**Objective:**
In the data below, restate exactly the lines from the one with "Read out every word on this page." to the final line, both included, but not the pictures.

──────── Input records ────────

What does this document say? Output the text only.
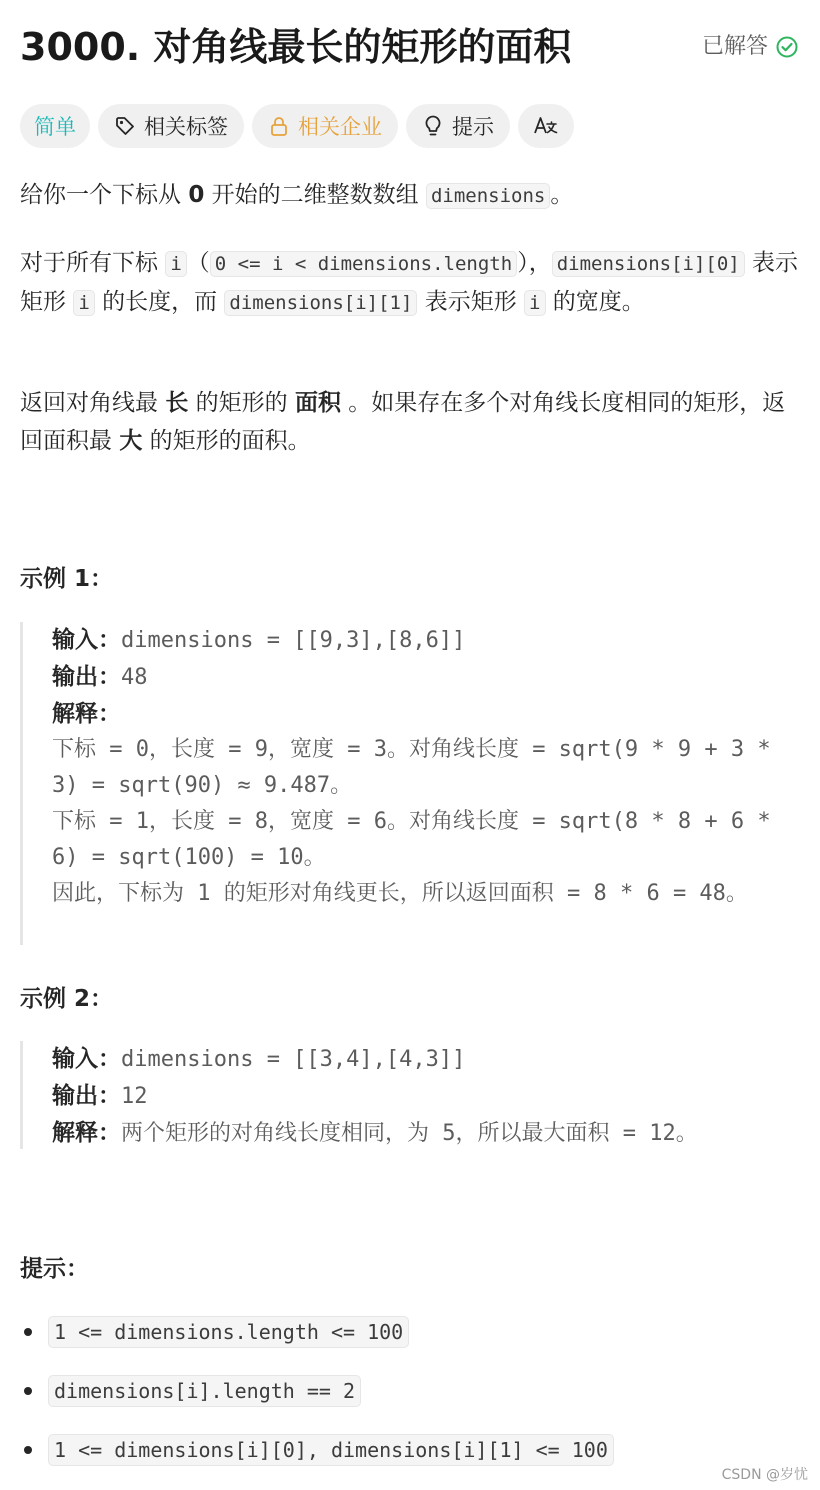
3000. 对角线最长的矩形的面积	已解答
简单	相关标签	相关企业	提示
给你一个下标从 0 开始的二维整数数组 dimensions 。
对于所有下标 i （ 0 <= i < dimensions.length ）， dimensions[i][0] 表示矩形 i 的长度，而 dimensions[i][1] 表示矩形 i 的宽度。
返回对角线最 长 的矩形的 面积 。如果存在多个对角线长度相同的矩形，返回面积最 大 的矩形的面积。
示例 1：
输入：dimensions = [[9,3],[8,6]]
输出：48
解释：
下标 = 0，长度 = 9，宽度 = 3。对角线长度 = sqrt(9 * 9 + 3 * 3) = sqrt(90) ≈ 9.487。
下标 = 1，长度 = 8，宽度 = 6。对角线长度 = sqrt(8 * 8 + 6 * 6) = sqrt(100) = 10。
因此，下标为 1 的矩形对角线更长，所以返回面积 = 8 * 6 = 48。
示例 2：
输入：dimensions = [[3,4],[4,3]]
输出：12
解释：两个矩形的对角线长度相同，为 5，所以最大面积 = 12。
提示：
1 <= dimensions.length <= 100
dimensions[i].length == 2
1 <= dimensions[i][0], dimensions[i][1] <= 100
CSDN @岁忧
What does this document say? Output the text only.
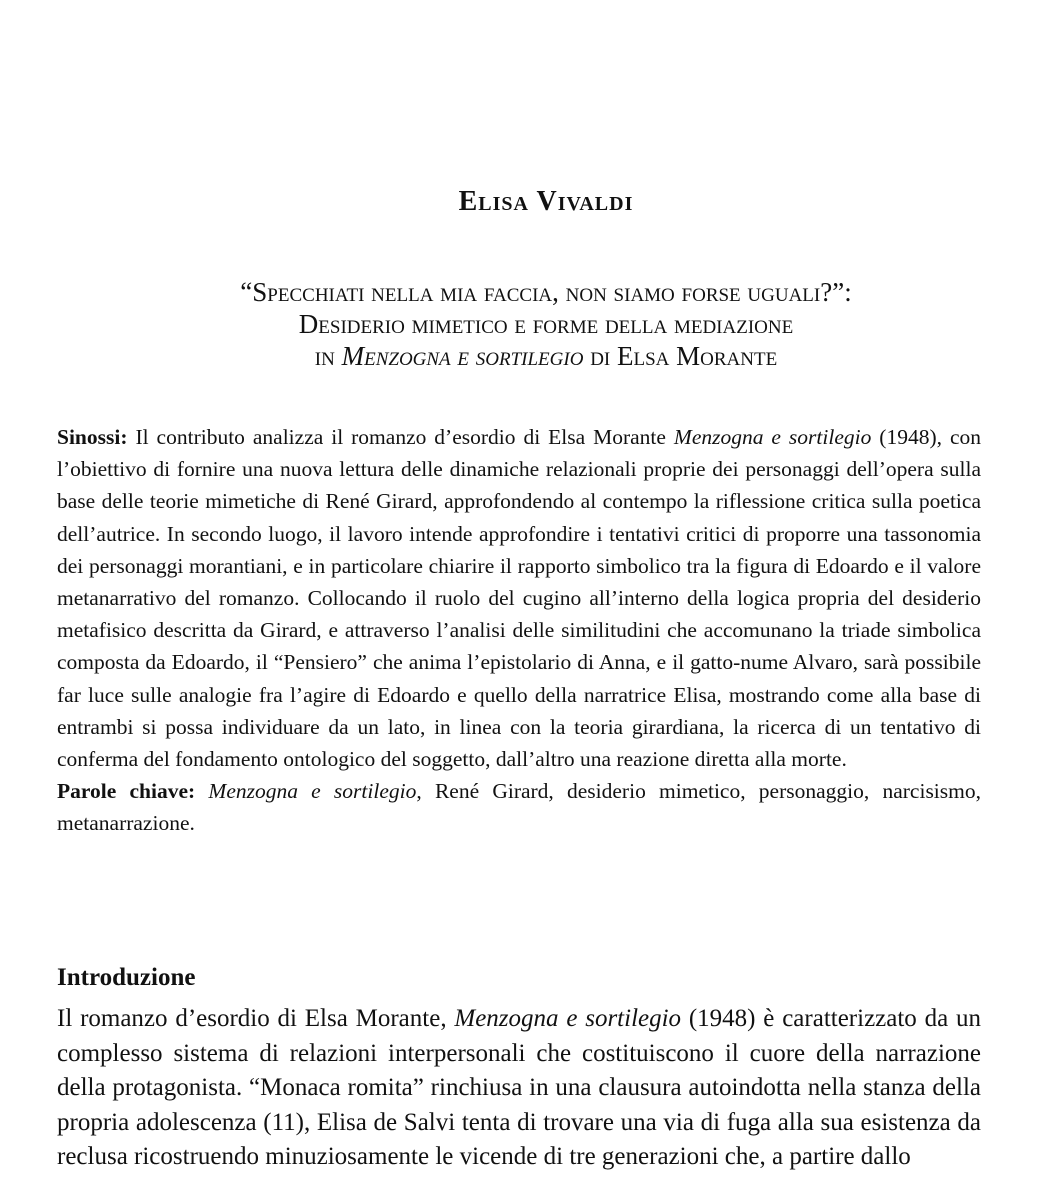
Elisa Vivaldi
“Specchiati nella mia faccia, non siamo forse uguali?”:
Desiderio mimetico e forme della mediazione
in Menzogna e sortilegio di Elsa Morante

Sinossi: Il contributo analizza il romanzo d’esordio di Elsa Morante Menzogna e sortilegio (1948), con l’obiettivo di fornire una nuova lettura delle dinamiche relazionali proprie dei personaggi dell’opera sulla base delle teorie mimetiche di René Girard, approfondendo al contempo la riflessione critica sulla poetica dell’autrice. In secondo luogo, il lavoro intende approfondire i tentativi critici di proporre una tassonomia dei personaggi morantiani, e in particolare chiarire il rapporto simbolico tra la figura di Edoardo e il valore metanarrativo del romanzo. Collocando il ruolo del cugino all’interno della logica propria del desiderio metafisico descritta da Girard, e attraverso l’analisi delle similitudini che accomunano la triade simbolica composta da Edoardo, il “Pensiero” che anima l’epistolario di Anna, e il gatto-nume Alvaro, sarà possibile far luce sulle analogie fra l’agire di Edoardo e quello della narratrice Elisa, mostrando come alla base di entrambi si possa individuare da un lato, in linea con la teoria girardiana, la ricerca di un tentativo di conferma del fondamento ontologico del soggetto, dall’altro una reazione diretta alla morte.

Parole chiave: Menzogna e sortilegio, René Girard, desiderio mimetico, personaggio, narcisismo, metanarrazione.

Introduzione

Il romanzo d’esordio di Elsa Morante, Menzogna e sortilegio (1948) è caratterizzato da un complesso sistema di relazioni interpersonali che costituiscono il cuore della narrazione della protagonista. “Monaca romita” rinchiusa in una clausura autoindotta nella stanza della propria adolescenza (11), Elisa de Salvi tenta di trovare una via di fuga alla sua esistenza da reclusa ricostruendo minuziosamente le vicende di tre generazioni che, a partire dallo
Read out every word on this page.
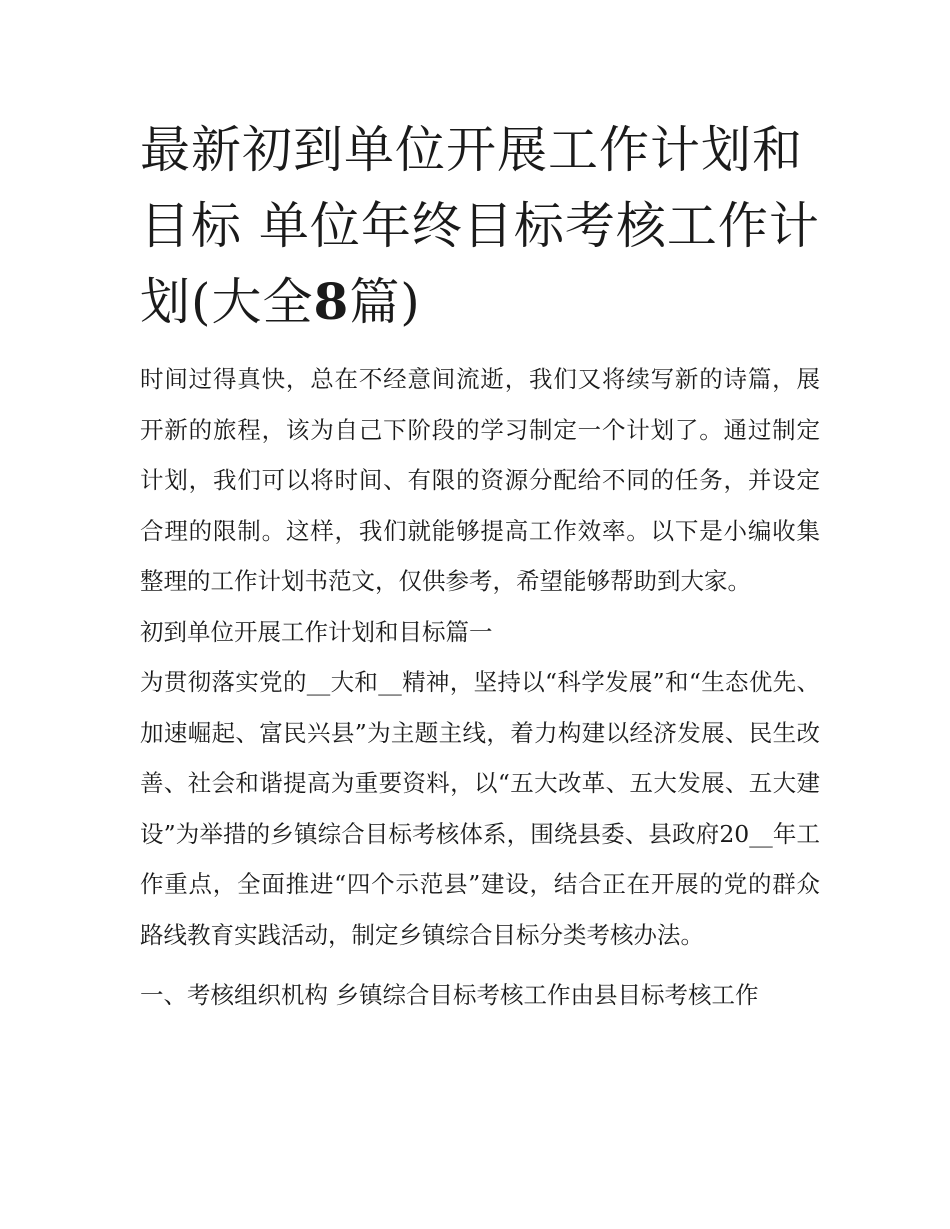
最新初到单位开展工作计划和目标 单位年终目标考核工作计划(大全8篇)

时间过得真快，总在不经意间流逝，我们又将续写新的诗篇，展开新的旅程，该为自己下阶段的学习制定一个计划了。通过制定计划，我们可以将时间、有限的资源分配给不同的任务，并设定合理的限制。这样，我们就能够提高工作效率。以下是小编收集整理的工作计划书范文，仅供参考，希望能够帮助到大家。

初到单位开展工作计划和目标篇一

为贯彻落实党的__大和__精神，坚持以“科学发展”和“生态优先、加速崛起、富民兴县”为主题主线，着力构建以经济发展、民生改善、社会和谐提高为重要资料，以“五大改革、五大发展、五大建设”为举措的乡镇综合目标考核体系，围绕县委、县政府20__年工作重点，全面推进“四个示范县”建设，结合正在开展的党的群众路线教育实践活动，制定乡镇综合目标分类考核办法。

一、考核组织机构 乡镇综合目标考核工作由县目标考核工作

────────

**Finished task:**
Read out every word on this page.
最新初到单位开展工作计划和目标 单位年终目标考核工作计划(大全8篇)

时间过得真快，总在不经意间流逝，我们又将续写新的诗篇，展开新的旅程，该为自己下阶段的学习制定一个计划了。通过制定计划，我们可以将时间、有限的资源分配给不同的任务，并设定合理的限制。这样，我们就能够提高工作效率。以下是小编收集整理的工作计划书范文，仅供参考，希望能够帮助到大家。

初到单位开展工作计划和目标篇一

为贯彻落实党的__大和__精神，坚持以“科学发展”和“生态优先、加速崛起、富民兴县”为主题主线，着力构建以经济发展、民生改善、社会和谐提高为重要资料，以“五大改革、五大发展、五大建设”为举措的乡镇综合目标考核体系，围绕县委、县政府20__年工作重点，全面推进“四个示范县”建设，结合正在开展的党的群众路线教育实践活动，制定乡镇综合目标分类考核办法。

一、考核组织机构 乡镇综合目标考核工作由县目标考核工作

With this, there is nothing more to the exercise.